**Exercise goal**
Reproduce every line of the items below word for word, leaving out the pictures.

#####

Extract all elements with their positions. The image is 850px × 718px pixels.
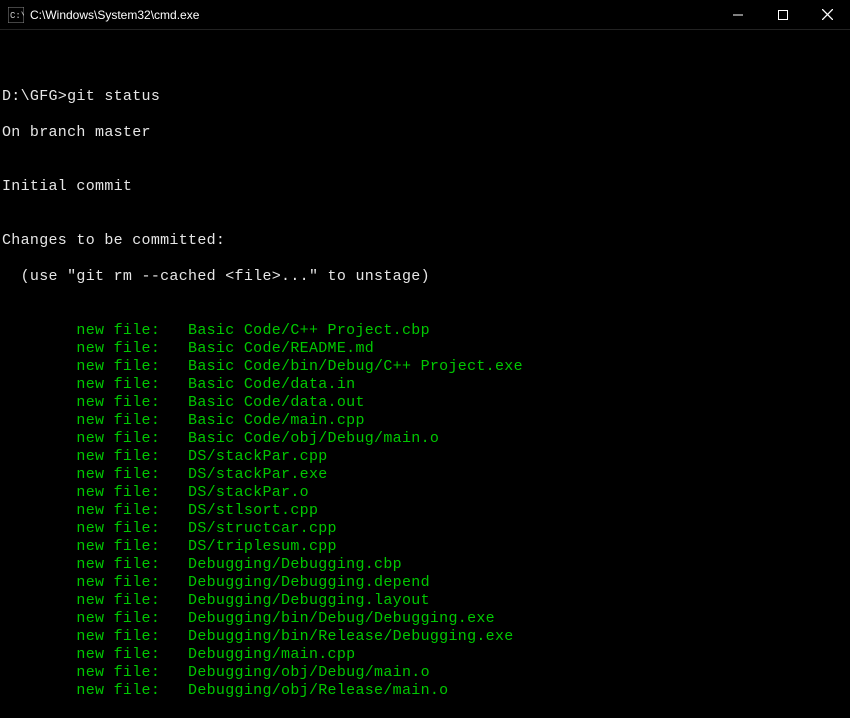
file-status-label: new file:: [2, 322, 188, 339]
staged-file-row: new file: Basic Code/bin/Debug/C++ Proje…: [2, 358, 848, 376]
staged-file-row: new file: DS/triplesum.cpp: [2, 538, 848, 556]
staged-file-row: new file: DS/stackPar.exe: [2, 466, 848, 484]
staged-file-row: new file: Basic Code/data.in: [2, 376, 848, 394]
file-status-label: new file:: [2, 484, 188, 501]
file-status-label: new file:: [2, 448, 188, 465]
window-title: C:\Windows\System32\cmd.exe: [30, 8, 715, 22]
file-path: Basic Code/main.cpp: [188, 412, 365, 429]
file-path: Debugging/main.cpp: [188, 646, 355, 663]
staged-file-row: new file: Debugging/obj/Release/main.o: [2, 682, 848, 700]
file-path: DS/stlsort.cpp: [188, 502, 318, 519]
file-path: Basic Code/README.md: [188, 340, 374, 357]
file-status-label: new file:: [2, 628, 188, 645]
close-button[interactable]: [805, 0, 850, 29]
file-status-label: new file:: [2, 466, 188, 483]
file-status-label: new file:: [2, 682, 188, 699]
file-path: Debugging/obj/Release/main.o: [188, 682, 448, 699]
file-status-label: new file:: [2, 556, 188, 573]
window-controls: [715, 0, 850, 29]
staged-file-row: new file: Debugging/Debugging.layout: [2, 592, 848, 610]
staged-file-row: new file: Basic Code/data.out: [2, 394, 848, 412]
file-status-label: new file:: [2, 394, 188, 411]
staged-file-row: new file: Basic Code/obj/Debug/main.o: [2, 430, 848, 448]
file-status-label: new file:: [2, 574, 188, 591]
file-path: Debugging/bin/Release/Debugging.exe: [188, 628, 514, 645]
staged-file-row: new file: Debugging/main.cpp: [2, 646, 848, 664]
staged-file-row: new file: DS/stlsort.cpp: [2, 502, 848, 520]
staged-file-row: new file: DS/stackPar.cpp: [2, 448, 848, 466]
unstage-hint: (use "git rm --cached <file>..." to unst…: [2, 268, 848, 286]
staged-file-row: new file: Debugging/Debugging.depend: [2, 574, 848, 592]
file-status-label: new file:: [2, 538, 188, 555]
file-path: Debugging/Debugging.cbp: [188, 556, 402, 573]
prompt-line: D:\GFG>git status: [2, 88, 848, 106]
staged-file-row: new file: Debugging/bin/Debug/Debugging.…: [2, 610, 848, 628]
file-path: Debugging/bin/Debug/Debugging.exe: [188, 610, 495, 627]
file-status-label: new file:: [2, 412, 188, 429]
file-status-label: new file:: [2, 520, 188, 537]
blank-line: [2, 52, 848, 70]
file-path: Basic Code/data.out: [188, 394, 365, 411]
maximize-button[interactable]: [760, 0, 805, 29]
file-path: Basic Code/obj/Debug/main.o: [188, 430, 439, 447]
file-status-label: new file:: [2, 430, 188, 447]
command: git status: [67, 88, 160, 105]
file-path: Debugging/Debugging.layout: [188, 592, 430, 609]
file-status-label: new file:: [2, 664, 188, 681]
file-status-label: new file:: [2, 502, 188, 519]
file-status-label: new file:: [2, 592, 188, 609]
prompt: D:\GFG>: [2, 88, 67, 105]
staged-files-list: new file: Basic Code/C++ Project.cbp new…: [2, 322, 848, 700]
file-path: DS/stackPar.exe: [188, 466, 328, 483]
staged-file-row: new file: Debugging/bin/Release/Debuggin…: [2, 628, 848, 646]
file-status-label: new file:: [2, 646, 188, 663]
file-path: DS/structcar.cpp: [188, 520, 337, 537]
staged-file-row: new file: Basic Code/README.md: [2, 340, 848, 358]
file-path: Basic Code/bin/Debug/C++ Project.exe: [188, 358, 523, 375]
initial-commit-line: Initial commit: [2, 178, 848, 196]
titlebar: C:\ C:\Windows\System32\cmd.exe: [0, 0, 850, 30]
svg-text:C:\: C:\: [10, 11, 24, 21]
staged-file-row: new file: DS/stackPar.o: [2, 484, 848, 502]
file-status-label: new file:: [2, 610, 188, 627]
file-status-label: new file:: [2, 340, 188, 357]
branch-line: On branch master: [2, 124, 848, 142]
file-path: Basic Code/data.in: [188, 376, 355, 393]
staged-file-row: new file: Debugging/Debugging.cbp: [2, 556, 848, 574]
file-path: Debugging/Debugging.depend: [188, 574, 430, 591]
file-path: Basic Code/C++ Project.cbp: [188, 322, 430, 339]
file-path: DS/triplesum.cpp: [188, 538, 337, 555]
file-path: DS/stackPar.o: [188, 484, 309, 501]
changes-header: Changes to be committed:: [2, 232, 848, 250]
staged-file-row: new file: Basic Code/C++ Project.cbp: [2, 322, 848, 340]
minimize-button[interactable]: [715, 0, 760, 29]
cmd-icon: C:\: [8, 7, 24, 23]
file-path: DS/stackPar.cpp: [188, 448, 328, 465]
staged-file-row: new file: Debugging/obj/Debug/main.o: [2, 664, 848, 682]
terminal-output[interactable]: D:\GFG>git status On branch master Initi…: [0, 30, 850, 718]
file-status-label: new file:: [2, 358, 188, 375]
file-status-label: new file:: [2, 376, 188, 393]
file-path: Debugging/obj/Debug/main.o: [188, 664, 430, 681]
staged-file-row: new file: Basic Code/main.cpp: [2, 412, 848, 430]
staged-file-row: new file: DS/structcar.cpp: [2, 520, 848, 538]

#####

**Solution**
Extract all elements with their positions. The image is 850px × 718px pixels.
file-status-label: new file:: [2, 322, 188, 339]
staged-file-row: new file: Basic Code/bin/Debug/C++ Proje…: [2, 358, 848, 376]
staged-file-row: new file: DS/triplesum.cpp: [2, 538, 848, 556]
staged-file-row: new file: DS/stackPar.exe: [2, 466, 848, 484]
staged-file-row: new file: Basic Code/data.in: [2, 376, 848, 394]
file-status-label: new file:: [2, 484, 188, 501]
file-status-label: new file:: [2, 448, 188, 465]
window-title: C:\Windows\System32\cmd.exe: [30, 8, 715, 22]
file-path: Basic Code/main.cpp: [188, 412, 365, 429]
file-path: Debugging/main.cpp: [188, 646, 355, 663]
staged-file-row: new file: Debugging/obj/Release/main.o: [2, 682, 848, 700]
file-path: DS/stlsort.cpp: [188, 502, 318, 519]
file-path: Basic Code/README.md: [188, 340, 374, 357]
file-status-label: new file:: [2, 628, 188, 645]
close-button[interactable]: [805, 0, 850, 29]
file-status-label: new file:: [2, 466, 188, 483]
file-status-label: new file:: [2, 682, 188, 699]
file-path: Debugging/obj/Release/main.o: [188, 682, 448, 699]
file-status-label: new file:: [2, 556, 188, 573]
window-controls: [715, 0, 850, 29]
staged-file-row: new file: Debugging/Debugging.layout: [2, 592, 848, 610]
staged-file-row: new file: Basic Code/data.out: [2, 394, 848, 412]
file-status-label: new file:: [2, 394, 188, 411]
staged-file-row: new file: Basic Code/obj/Debug/main.o: [2, 430, 848, 448]
file-status-label: new file:: [2, 574, 188, 591]
file-path: Debugging/bin/Release/Debugging.exe: [188, 628, 514, 645]
staged-file-row: new file: Debugging/main.cpp: [2, 646, 848, 664]
staged-file-row: new file: DS/stlsort.cpp: [2, 502, 848, 520]
staged-file-row: new file: DS/stackPar.cpp: [2, 448, 848, 466]
unstage-hint: (use "git rm --cached <file>..." to unst…: [2, 268, 848, 286]
staged-file-row: new file: Debugging/Debugging.depend: [2, 574, 848, 592]
file-status-label: new file:: [2, 538, 188, 555]
file-path: Debugging/Debugging.cbp: [188, 556, 402, 573]
prompt-line: D:\GFG>git status: [2, 88, 848, 106]
staged-file-row: new file: Debugging/bin/Debug/Debugging.…: [2, 610, 848, 628]
file-path: Debugging/bin/Debug/Debugging.exe: [188, 610, 495, 627]
file-status-label: new file:: [2, 412, 188, 429]
file-status-label: new file:: [2, 520, 188, 537]
blank-line: [2, 52, 848, 70]
file-path: Basic Code/data.out: [188, 394, 365, 411]
maximize-button[interactable]: [760, 0, 805, 29]
file-path: Basic Code/obj/Debug/main.o: [188, 430, 439, 447]
file-status-label: new file:: [2, 430, 188, 447]
command: git status: [67, 88, 160, 105]
file-path: Debugging/Debugging.layout: [188, 592, 430, 609]
file-status-label: new file:: [2, 664, 188, 681]
file-status-label: new file:: [2, 502, 188, 519]
file-status-label: new file:: [2, 592, 188, 609]
prompt: D:\GFG>: [2, 88, 67, 105]
staged-files-list: new file: Basic Code/C++ Project.cbp new…: [2, 322, 848, 700]
file-path: DS/stackPar.exe: [188, 466, 328, 483]
staged-file-row: new file: Debugging/bin/Release/Debuggin…: [2, 628, 848, 646]
file-status-label: new file:: [2, 646, 188, 663]
file-path: DS/structcar.cpp: [188, 520, 337, 537]
staged-file-row: new file: Basic Code/README.md: [2, 340, 848, 358]
file-path: Basic Code/bin/Debug/C++ Project.exe: [188, 358, 523, 375]
initial-commit-line: Initial commit: [2, 178, 848, 196]
titlebar: C:\ C:\Windows\System32\cmd.exe: [0, 0, 850, 30]
svg-text:C:\: C:\: [10, 11, 24, 21]
staged-file-row: new file: DS/stackPar.o: [2, 484, 848, 502]
file-status-label: new file:: [2, 610, 188, 627]
file-status-label: new file:: [2, 340, 188, 357]
branch-line: On branch master: [2, 124, 848, 142]
file-path: Basic Code/data.in: [188, 376, 355, 393]
staged-file-row: new file: Debugging/Debugging.cbp: [2, 556, 848, 574]
file-path: Debugging/Debugging.depend: [188, 574, 430, 591]
file-path: Basic Code/C++ Project.cbp: [188, 322, 430, 339]
file-path: DS/triplesum.cpp: [188, 538, 337, 555]
file-path: DS/stackPar.o: [188, 484, 309, 501]
changes-header: Changes to be committed:: [2, 232, 848, 250]
staged-file-row: new file: Basic Code/C++ Project.cbp: [2, 322, 848, 340]
minimize-button[interactable]: [715, 0, 760, 29]
cmd-icon: C:\: [8, 7, 24, 23]
file-path: DS/stackPar.cpp: [188, 448, 328, 465]
staged-file-row: new file: Debugging/obj/Debug/main.o: [2, 664, 848, 682]
terminal-output[interactable]: D:\GFG>git status On branch master Initi…: [0, 30, 850, 718]
file-status-label: new file:: [2, 358, 188, 375]
file-status-label: new file:: [2, 376, 188, 393]
file-path: Debugging/obj/Debug/main.o: [188, 664, 430, 681]
staged-file-row: new file: Basic Code/main.cpp: [2, 412, 848, 430]
staged-file-row: new file: DS/structcar.cpp: [2, 520, 848, 538]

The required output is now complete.